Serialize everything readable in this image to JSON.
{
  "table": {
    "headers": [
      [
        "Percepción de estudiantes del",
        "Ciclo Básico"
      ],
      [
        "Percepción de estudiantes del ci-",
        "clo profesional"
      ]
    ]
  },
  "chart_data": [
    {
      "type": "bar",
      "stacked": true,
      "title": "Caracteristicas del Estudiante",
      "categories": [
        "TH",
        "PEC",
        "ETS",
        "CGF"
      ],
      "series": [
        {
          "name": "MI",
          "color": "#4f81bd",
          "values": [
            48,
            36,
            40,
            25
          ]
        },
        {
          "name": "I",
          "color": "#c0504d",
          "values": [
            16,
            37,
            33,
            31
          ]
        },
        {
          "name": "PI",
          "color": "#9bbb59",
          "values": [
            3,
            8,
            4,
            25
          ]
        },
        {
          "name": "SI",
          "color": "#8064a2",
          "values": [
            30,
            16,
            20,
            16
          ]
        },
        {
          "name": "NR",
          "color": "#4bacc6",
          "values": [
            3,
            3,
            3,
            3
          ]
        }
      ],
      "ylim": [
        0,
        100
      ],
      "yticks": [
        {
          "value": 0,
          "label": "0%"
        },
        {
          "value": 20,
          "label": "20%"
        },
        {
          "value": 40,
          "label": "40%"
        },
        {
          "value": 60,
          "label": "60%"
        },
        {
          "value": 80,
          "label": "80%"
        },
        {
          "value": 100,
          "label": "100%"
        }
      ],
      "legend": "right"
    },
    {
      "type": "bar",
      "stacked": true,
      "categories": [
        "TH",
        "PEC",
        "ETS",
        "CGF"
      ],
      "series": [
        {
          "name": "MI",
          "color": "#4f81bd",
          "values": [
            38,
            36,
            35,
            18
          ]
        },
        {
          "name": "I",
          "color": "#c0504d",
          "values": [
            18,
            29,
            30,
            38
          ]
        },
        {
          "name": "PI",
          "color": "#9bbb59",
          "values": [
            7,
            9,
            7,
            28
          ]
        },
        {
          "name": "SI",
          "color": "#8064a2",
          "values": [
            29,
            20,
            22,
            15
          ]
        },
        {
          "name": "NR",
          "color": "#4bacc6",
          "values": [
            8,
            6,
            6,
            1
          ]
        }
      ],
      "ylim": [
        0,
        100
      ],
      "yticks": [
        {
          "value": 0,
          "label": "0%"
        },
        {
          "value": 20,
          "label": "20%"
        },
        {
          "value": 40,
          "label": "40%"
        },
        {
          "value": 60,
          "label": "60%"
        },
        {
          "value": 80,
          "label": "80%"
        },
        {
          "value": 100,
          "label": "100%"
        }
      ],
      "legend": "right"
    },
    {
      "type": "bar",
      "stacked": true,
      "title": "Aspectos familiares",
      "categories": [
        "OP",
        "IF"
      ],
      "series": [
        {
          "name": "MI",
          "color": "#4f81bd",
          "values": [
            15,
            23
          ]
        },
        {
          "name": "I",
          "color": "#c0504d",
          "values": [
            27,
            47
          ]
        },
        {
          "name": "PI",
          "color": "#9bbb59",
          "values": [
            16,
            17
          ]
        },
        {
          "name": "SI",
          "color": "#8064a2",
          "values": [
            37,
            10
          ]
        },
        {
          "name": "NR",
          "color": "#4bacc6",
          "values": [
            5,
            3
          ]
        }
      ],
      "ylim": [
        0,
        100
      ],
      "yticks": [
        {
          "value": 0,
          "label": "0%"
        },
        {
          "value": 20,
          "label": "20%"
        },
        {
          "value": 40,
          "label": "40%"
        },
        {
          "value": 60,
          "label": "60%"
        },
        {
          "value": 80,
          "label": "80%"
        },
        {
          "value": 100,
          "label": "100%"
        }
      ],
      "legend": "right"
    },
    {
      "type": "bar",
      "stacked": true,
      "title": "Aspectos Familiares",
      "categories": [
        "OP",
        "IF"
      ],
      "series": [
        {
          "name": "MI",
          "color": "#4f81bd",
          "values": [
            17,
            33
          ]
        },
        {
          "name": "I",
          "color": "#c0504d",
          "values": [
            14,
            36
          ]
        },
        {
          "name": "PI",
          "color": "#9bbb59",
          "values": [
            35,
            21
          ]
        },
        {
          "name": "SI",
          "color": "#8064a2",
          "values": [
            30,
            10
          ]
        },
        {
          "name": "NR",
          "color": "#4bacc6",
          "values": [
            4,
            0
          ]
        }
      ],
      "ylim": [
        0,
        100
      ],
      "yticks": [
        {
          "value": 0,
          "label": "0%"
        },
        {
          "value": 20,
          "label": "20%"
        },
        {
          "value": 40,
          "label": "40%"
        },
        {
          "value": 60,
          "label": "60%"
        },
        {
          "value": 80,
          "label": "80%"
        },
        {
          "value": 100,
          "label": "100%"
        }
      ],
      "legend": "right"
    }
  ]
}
--
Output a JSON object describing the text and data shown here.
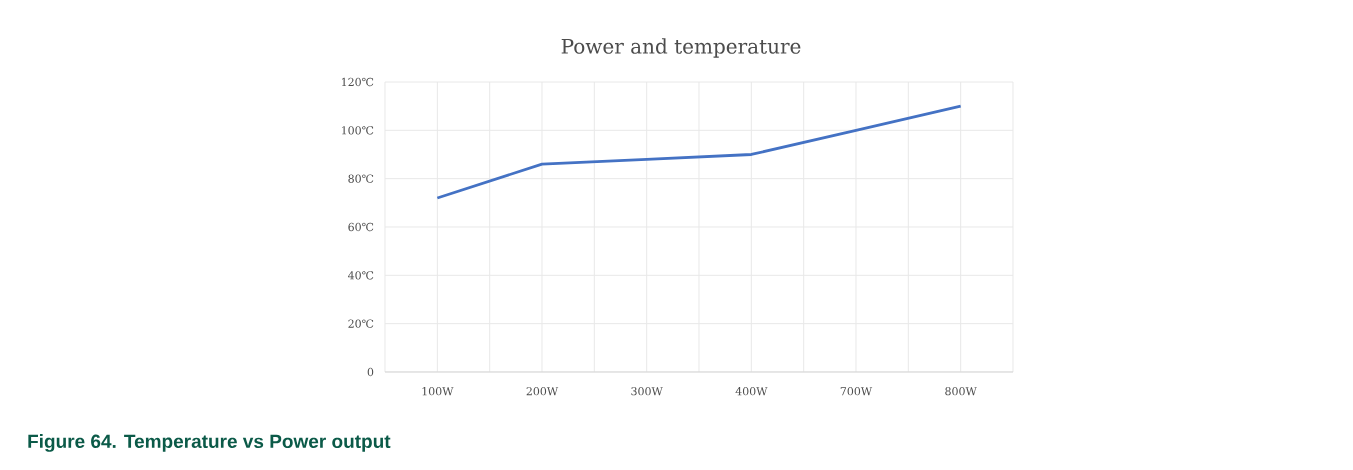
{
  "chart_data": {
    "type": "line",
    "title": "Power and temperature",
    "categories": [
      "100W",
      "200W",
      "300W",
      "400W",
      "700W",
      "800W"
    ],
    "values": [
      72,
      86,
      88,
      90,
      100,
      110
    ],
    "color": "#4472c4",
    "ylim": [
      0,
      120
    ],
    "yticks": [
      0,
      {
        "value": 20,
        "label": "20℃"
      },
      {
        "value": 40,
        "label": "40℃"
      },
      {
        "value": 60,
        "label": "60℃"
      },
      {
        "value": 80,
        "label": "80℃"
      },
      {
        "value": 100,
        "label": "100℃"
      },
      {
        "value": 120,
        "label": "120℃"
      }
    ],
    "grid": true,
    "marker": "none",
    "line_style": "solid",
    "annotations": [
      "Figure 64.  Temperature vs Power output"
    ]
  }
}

Your objective :: Copy each line of the preceding data that contains the string "Aspectos".

Written response ::
      "title": "Aspectos familiares",
      "title": "Aspectos Familiares",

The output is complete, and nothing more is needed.